### Job:
Make an exact copy of all the records.

Stored data
** start **

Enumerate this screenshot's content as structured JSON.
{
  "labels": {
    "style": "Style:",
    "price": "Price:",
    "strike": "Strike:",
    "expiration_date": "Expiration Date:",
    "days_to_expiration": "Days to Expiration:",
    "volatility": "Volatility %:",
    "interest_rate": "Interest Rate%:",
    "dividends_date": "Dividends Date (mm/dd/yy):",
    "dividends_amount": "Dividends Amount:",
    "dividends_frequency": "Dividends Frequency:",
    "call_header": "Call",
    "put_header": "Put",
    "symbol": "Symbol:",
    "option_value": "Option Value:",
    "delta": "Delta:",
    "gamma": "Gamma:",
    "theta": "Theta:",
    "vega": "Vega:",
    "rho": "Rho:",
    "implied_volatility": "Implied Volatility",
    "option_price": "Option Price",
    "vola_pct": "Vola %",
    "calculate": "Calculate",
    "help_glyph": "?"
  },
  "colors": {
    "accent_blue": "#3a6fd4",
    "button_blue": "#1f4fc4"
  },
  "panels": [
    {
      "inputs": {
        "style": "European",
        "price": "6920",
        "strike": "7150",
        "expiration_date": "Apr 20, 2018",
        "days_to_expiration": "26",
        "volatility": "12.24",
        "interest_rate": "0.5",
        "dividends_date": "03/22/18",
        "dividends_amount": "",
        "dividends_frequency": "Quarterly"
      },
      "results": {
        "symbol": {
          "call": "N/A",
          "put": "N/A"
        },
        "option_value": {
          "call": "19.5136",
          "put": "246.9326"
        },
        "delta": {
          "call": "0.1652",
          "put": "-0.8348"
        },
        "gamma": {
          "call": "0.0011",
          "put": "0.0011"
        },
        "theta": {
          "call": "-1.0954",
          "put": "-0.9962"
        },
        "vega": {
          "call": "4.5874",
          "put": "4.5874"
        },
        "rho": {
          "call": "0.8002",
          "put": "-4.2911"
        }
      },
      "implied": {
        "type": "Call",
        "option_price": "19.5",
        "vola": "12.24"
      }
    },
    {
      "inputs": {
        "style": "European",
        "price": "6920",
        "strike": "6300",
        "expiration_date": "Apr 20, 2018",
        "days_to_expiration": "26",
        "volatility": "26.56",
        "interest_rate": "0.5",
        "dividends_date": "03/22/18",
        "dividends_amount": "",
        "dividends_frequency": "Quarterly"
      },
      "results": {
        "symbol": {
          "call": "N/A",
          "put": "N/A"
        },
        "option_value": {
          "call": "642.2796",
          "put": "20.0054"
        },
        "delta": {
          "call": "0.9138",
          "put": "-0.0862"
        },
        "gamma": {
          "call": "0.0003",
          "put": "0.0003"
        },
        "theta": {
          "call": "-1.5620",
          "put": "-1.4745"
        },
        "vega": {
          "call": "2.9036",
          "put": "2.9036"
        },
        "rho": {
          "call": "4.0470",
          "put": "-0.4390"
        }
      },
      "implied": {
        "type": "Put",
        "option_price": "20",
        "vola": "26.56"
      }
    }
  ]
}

** end **

### Response to the exercise:
Enumerate this screenshot's content as structured JSON.
{
  "labels": {
    "style": "Style:",
    "price": "Price:",
    "strike": "Strike:",
    "expiration_date": "Expiration Date:",
    "days_to_expiration": "Days to Expiration:",
    "volatility": "Volatility %:",
    "interest_rate": "Interest Rate%:",
    "dividends_date": "Dividends Date (mm/dd/yy):",
    "dividends_amount": "Dividends Amount:",
    "dividends_frequency": "Dividends Frequency:",
    "call_header": "Call",
    "put_header": "Put",
    "symbol": "Symbol:",
    "option_value": "Option Value:",
    "delta": "Delta:",
    "gamma": "Gamma:",
    "theta": "Theta:",
    "vega": "Vega:",
    "rho": "Rho:",
    "implied_volatility": "Implied Volatility",
    "option_price": "Option Price",
    "vola_pct": "Vola %",
    "calculate": "Calculate",
    "help_glyph": "?"
  },
  "colors": {
    "accent_blue": "#3a6fd4",
    "button_blue": "#1f4fc4"
  },
  "panels": [
    {
      "inputs": {
        "style": "European",
        "price": "6920",
        "strike": "7150",
        "expiration_date": "Apr 20, 2018",
        "days_to_expiration": "26",
        "volatility": "12.24",
        "interest_rate": "0.5",
        "dividends_date": "03/22/18",
        "dividends_amount": "",
        "dividends_frequency": "Quarterly"
      },
      "results": {
        "symbol": {
          "call": "N/A",
          "put": "N/A"
        },
        "option_value": {
          "call": "19.5136",
          "put": "246.9326"
        },
        "delta": {
          "call": "0.1652",
          "put": "-0.8348"
        },
        "gamma": {
          "call": "0.0011",
          "put": "0.0011"
        },
        "theta": {
          "call": "-1.0954",
          "put": "-0.9962"
        },
        "vega": {
          "call": "4.5874",
          "put": "4.5874"
        },
        "rho": {
          "call": "0.8002",
          "put": "-4.2911"
        }
      },
      "implied": {
        "type": "Call",
        "option_price": "19.5",
        "vola": "12.24"
      }
    },
    {
      "inputs": {
        "style": "European",
        "price": "6920",
        "strike": "6300",
        "expiration_date": "Apr 20, 2018",
        "days_to_expiration": "26",
        "volatility": "26.56",
        "interest_rate": "0.5",
        "dividends_date": "03/22/18",
        "dividends_amount": "",
        "dividends_frequency": "Quarterly"
      },
      "results": {
        "symbol": {
          "call": "N/A",
          "put": "N/A"
        },
        "option_value": {
          "call": "642.2796",
          "put": "20.0054"
        },
        "delta": {
          "call": "0.9138",
          "put": "-0.0862"
        },
        "gamma": {
          "call": "0.0003",
          "put": "0.0003"
        },
        "theta": {
          "call": "-1.5620",
          "put": "-1.4745"
        },
        "vega": {
          "call": "2.9036",
          "put": "2.9036"
        },
        "rho": {
          "call": "4.0470",
          "put": "-0.4390"
        }
      },
      "implied": {
        "type": "Put",
        "option_price": "20",
        "vola": "26.56"
      }
    }
  ]
}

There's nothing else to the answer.